* _Job_:
The complete listing should be restated exactly.

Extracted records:
★ ★ ★
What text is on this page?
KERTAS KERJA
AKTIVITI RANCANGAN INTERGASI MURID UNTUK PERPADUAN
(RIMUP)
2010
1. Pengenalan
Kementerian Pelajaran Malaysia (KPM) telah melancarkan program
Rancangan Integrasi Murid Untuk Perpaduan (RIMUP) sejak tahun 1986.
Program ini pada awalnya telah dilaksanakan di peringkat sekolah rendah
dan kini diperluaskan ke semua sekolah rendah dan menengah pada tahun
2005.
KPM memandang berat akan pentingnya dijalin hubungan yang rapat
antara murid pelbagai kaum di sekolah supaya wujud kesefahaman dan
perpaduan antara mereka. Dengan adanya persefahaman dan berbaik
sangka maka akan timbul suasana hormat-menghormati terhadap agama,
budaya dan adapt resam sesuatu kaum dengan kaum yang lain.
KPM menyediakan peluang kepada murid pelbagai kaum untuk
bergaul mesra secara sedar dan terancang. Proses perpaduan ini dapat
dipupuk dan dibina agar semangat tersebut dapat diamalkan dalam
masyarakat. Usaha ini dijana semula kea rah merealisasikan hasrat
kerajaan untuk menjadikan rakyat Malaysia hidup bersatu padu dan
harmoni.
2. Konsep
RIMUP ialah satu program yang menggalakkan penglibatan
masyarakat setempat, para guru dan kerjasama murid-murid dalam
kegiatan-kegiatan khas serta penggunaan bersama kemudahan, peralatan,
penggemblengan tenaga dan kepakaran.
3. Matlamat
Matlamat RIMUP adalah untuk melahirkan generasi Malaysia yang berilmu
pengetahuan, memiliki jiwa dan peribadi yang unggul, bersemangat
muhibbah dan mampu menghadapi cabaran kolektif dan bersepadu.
★ ★ ★
* _Finished answer_:
What text is on this page?
KERTAS KERJA
AKTIVITI RANCANGAN INTERGASI MURID UNTUK PERPADUAN
(RIMUP)
2010
1. Pengenalan
Kementerian Pelajaran Malaysia (KPM) telah melancarkan program
Rancangan Integrasi Murid Untuk Perpaduan (RIMUP) sejak tahun 1986.
Program ini pada awalnya telah dilaksanakan di peringkat sekolah rendah
dan kini diperluaskan ke semua sekolah rendah dan menengah pada tahun
2005.
KPM memandang berat akan pentingnya dijalin hubungan yang rapat
antara murid pelbagai kaum di sekolah supaya wujud kesefahaman dan
perpaduan antara mereka. Dengan adanya persefahaman dan berbaik
sangka maka akan timbul suasana hormat-menghormati terhadap agama,
budaya dan adapt resam sesuatu kaum dengan kaum yang lain.
KPM menyediakan peluang kepada murid pelbagai kaum untuk
bergaul mesra secara sedar dan terancang. Proses perpaduan ini dapat
dipupuk dan dibina agar semangat tersebut dapat diamalkan dalam
masyarakat. Usaha ini dijana semula kea rah merealisasikan hasrat
kerajaan untuk menjadikan rakyat Malaysia hidup bersatu padu dan
harmoni.
2. Konsep
RIMUP ialah satu program yang menggalakkan penglibatan
masyarakat setempat, para guru dan kerjasama murid-murid dalam
kegiatan-kegiatan khas serta penggunaan bersama kemudahan, peralatan,
penggemblengan tenaga dan kepakaran.
3. Matlamat
Matlamat RIMUP adalah untuk melahirkan generasi Malaysia yang berilmu
pengetahuan, memiliki jiwa dan peribadi yang unggul, bersemangat
muhibbah dan mampu menghadapi cabaran kolektif dan bersepadu.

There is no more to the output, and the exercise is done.